### Actions to take
**A.** Using the Crayon Physics Deluxe text, list every kind of object a drawing can turn into, depending on how it is drawn.
**B.** Answer these questions from the Crayon Physics Deluxe text:
(i) Who is named as the composer?
(ii) What award did Deluxe win in 2008?
(iii) What must the ball touch to complete a level?

### Text provided
-------
- Steam header
- Developer: Petri Purho
- Designer: Petri Purho
- Composer: Stian Stark
- Engine: Box2D
- Platforms: Windows, iOS, Mac OS X, Linux, Android
- Release: Windows (as Crayon Physics) 2007 iOS January 5, 2009 Windows January 7, 2009 OS X August 26, 2011 (Steam) Linux EU: August 26, 2011; NA: September 9, 2011;
- Genre: Puzzle
- Mode: Single-player

= Crayon Physics Deluxe =

Crayon Physics Deluxe is a puzzle video game designed by Petri Purho and released on January 5, 2009. An early version, titled Crayon Physics, was released for Windows in June 2007. Deluxe won the grand prize at the Independent Games Festival in 2008. It features a heavy emphasis on two-dimensional physics simulations, including gravity, mass, kinetic energy and transfer of momentum. The game includes a level editor and enables its players to download and share custom content via an online service.

== Gameplay ==
The objective of each level in Crayon Physics Deluxe is to guide a ball from a predetermined start point so that it touches all of the stars placed on the level. The ball and nearly all objects on the screen are affected by gravity. The player cannot control the ball directly, but rather must influence the ball's movement by drawing physical objects on the screen. Depending on how the object is drawn, it becomes a rigid surface, a pivot point, a wheel or a rope, and the object can then interact with the ball by hitting it, providing a surface to roll on, dragging, carrying or launching the ball, etc. The player can also nudge the ball left or right by clicking on it, and in some levels, rockets appear and can be used as part of the solution.
-------
### Data supplied
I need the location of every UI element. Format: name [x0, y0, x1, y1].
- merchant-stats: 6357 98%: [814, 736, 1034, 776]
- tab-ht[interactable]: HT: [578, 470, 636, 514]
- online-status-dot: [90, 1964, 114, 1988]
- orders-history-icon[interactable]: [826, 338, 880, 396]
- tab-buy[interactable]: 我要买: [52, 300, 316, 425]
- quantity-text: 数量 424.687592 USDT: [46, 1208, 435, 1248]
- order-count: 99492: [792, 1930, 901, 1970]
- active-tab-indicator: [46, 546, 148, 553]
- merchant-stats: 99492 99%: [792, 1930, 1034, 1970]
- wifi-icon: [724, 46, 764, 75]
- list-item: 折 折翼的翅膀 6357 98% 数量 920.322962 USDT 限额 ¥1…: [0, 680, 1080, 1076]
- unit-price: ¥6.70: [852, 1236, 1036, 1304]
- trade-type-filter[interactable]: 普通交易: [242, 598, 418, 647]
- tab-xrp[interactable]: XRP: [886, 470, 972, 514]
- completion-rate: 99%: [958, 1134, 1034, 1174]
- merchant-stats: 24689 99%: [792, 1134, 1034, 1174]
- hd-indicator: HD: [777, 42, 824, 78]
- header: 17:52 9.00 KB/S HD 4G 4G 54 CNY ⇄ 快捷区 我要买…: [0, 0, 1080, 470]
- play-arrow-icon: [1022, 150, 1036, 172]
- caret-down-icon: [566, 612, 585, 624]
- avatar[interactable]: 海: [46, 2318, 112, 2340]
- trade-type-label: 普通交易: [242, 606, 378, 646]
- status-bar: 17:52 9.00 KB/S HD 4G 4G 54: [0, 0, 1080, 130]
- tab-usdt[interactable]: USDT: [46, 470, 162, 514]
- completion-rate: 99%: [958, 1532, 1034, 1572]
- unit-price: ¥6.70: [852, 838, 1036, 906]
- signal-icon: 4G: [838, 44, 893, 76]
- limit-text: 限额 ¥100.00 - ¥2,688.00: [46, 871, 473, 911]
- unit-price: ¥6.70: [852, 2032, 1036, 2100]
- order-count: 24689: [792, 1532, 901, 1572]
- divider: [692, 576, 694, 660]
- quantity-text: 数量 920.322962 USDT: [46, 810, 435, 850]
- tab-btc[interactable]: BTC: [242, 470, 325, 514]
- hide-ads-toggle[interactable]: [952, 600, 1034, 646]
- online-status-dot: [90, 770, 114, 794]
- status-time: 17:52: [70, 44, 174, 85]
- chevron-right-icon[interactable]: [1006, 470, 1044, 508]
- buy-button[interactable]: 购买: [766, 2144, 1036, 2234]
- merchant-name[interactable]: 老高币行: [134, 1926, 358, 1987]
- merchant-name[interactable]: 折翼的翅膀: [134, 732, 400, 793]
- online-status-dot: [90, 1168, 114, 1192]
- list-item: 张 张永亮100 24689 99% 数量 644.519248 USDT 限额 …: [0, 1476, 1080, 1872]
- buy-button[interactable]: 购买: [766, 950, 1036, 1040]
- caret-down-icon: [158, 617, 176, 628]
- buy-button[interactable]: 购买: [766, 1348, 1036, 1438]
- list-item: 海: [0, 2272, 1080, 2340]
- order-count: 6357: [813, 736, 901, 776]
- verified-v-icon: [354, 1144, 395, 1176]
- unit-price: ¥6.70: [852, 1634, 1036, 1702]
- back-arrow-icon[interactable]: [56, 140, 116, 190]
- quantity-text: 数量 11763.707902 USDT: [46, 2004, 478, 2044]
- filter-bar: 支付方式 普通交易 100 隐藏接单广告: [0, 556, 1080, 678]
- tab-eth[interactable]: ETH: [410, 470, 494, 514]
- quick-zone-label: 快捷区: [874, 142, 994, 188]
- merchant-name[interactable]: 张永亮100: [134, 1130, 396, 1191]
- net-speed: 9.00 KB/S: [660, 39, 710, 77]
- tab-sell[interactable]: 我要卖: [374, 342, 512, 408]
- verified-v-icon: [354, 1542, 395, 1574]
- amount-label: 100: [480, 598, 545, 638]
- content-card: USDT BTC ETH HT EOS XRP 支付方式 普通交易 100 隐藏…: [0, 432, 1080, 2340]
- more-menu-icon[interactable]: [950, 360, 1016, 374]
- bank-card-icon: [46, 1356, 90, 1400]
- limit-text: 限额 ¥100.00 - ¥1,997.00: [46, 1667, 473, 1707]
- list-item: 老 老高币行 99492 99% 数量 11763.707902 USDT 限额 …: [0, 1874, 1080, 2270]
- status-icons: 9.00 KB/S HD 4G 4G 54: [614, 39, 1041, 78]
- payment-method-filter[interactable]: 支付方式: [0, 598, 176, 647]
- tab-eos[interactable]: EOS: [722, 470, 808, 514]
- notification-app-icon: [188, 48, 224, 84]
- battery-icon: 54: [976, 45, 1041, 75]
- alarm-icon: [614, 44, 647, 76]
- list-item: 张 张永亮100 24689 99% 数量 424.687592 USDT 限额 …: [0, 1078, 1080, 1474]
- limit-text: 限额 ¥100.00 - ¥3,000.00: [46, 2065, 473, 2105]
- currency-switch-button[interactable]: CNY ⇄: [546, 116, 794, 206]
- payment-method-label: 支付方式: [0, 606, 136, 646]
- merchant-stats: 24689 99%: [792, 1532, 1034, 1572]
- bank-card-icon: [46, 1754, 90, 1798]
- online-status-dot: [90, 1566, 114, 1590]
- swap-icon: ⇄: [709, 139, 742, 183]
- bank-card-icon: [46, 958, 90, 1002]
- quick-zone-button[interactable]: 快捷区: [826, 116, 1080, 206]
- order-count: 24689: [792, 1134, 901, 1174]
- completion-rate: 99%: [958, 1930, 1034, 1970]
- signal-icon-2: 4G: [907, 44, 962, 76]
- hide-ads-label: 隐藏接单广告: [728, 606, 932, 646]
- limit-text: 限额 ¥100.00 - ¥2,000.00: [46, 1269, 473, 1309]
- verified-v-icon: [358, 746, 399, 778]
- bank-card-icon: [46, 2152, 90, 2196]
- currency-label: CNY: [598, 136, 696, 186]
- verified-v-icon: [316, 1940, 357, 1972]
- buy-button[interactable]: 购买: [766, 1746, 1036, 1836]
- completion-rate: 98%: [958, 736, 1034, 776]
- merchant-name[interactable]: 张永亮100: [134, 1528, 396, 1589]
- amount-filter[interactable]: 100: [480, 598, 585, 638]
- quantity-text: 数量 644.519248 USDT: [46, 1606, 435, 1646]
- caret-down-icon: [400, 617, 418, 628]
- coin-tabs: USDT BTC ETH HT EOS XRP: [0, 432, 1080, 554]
-------
### Answers by item number
**A.** A rigid surface, a pivot point, a wheel, and a rope.

**B.**
(i) Stian Stark
(ii) The grand prize at the Independent Games Festival
(iii) All of the stars placed on the level